*EXERCISE BRIEF:* Transcribe all the records with complete accuracy.

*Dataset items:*
○ ○ ○ ○

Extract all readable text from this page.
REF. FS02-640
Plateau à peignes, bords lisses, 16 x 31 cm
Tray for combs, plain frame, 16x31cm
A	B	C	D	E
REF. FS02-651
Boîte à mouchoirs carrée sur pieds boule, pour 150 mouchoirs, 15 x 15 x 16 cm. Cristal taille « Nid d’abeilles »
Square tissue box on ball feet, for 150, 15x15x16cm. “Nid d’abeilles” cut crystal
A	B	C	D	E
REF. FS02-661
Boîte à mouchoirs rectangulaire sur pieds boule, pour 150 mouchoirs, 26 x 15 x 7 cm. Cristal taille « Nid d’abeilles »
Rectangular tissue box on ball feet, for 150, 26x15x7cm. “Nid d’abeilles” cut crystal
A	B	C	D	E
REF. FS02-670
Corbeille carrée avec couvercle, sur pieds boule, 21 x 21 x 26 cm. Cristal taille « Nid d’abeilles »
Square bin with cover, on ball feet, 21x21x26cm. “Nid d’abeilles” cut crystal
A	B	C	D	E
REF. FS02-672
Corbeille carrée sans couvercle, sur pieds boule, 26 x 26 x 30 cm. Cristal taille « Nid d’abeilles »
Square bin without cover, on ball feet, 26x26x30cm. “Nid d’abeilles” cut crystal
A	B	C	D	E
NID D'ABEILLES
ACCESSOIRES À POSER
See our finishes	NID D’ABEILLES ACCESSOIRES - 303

○ ○ ○ ○

*SOLUTION:*
Extract all readable text from this page.
REF. FS02-640
Plateau à peignes, bords lisses, 16 x 31 cm
Tray for combs, plain frame, 16x31cm
A	B	C	D	E
REF. FS02-651
Boîte à mouchoirs carrée sur pieds boule, pour 150 mouchoirs, 15 x 15 x 16 cm. Cristal taille « Nid d’abeilles »
Square tissue box on ball feet, for 150, 15x15x16cm. “Nid d’abeilles” cut crystal
A	B	C	D	E
REF. FS02-661
Boîte à mouchoirs rectangulaire sur pieds boule, pour 150 mouchoirs, 26 x 15 x 7 cm. Cristal taille « Nid d’abeilles »
Rectangular tissue box on ball feet, for 150, 26x15x7cm. “Nid d’abeilles” cut crystal
A	B	C	D	E
REF. FS02-670
Corbeille carrée avec couvercle, sur pieds boule, 21 x 21 x 26 cm. Cristal taille « Nid d’abeilles »
Square bin with cover, on ball feet, 21x21x26cm. “Nid d’abeilles” cut crystal
A	B	C	D	E
REF. FS02-672
Corbeille carrée sans couvercle, sur pieds boule, 26 x 26 x 30 cm. Cristal taille « Nid d’abeilles »
Square bin without cover, on ball feet, 26x26x30cm. “Nid d’abeilles” cut crystal
A	B	C	D	E
NID D'ABEILLES
ACCESSOIRES À POSER
See our finishes	NID D’ABEILLES ACCESSOIRES - 303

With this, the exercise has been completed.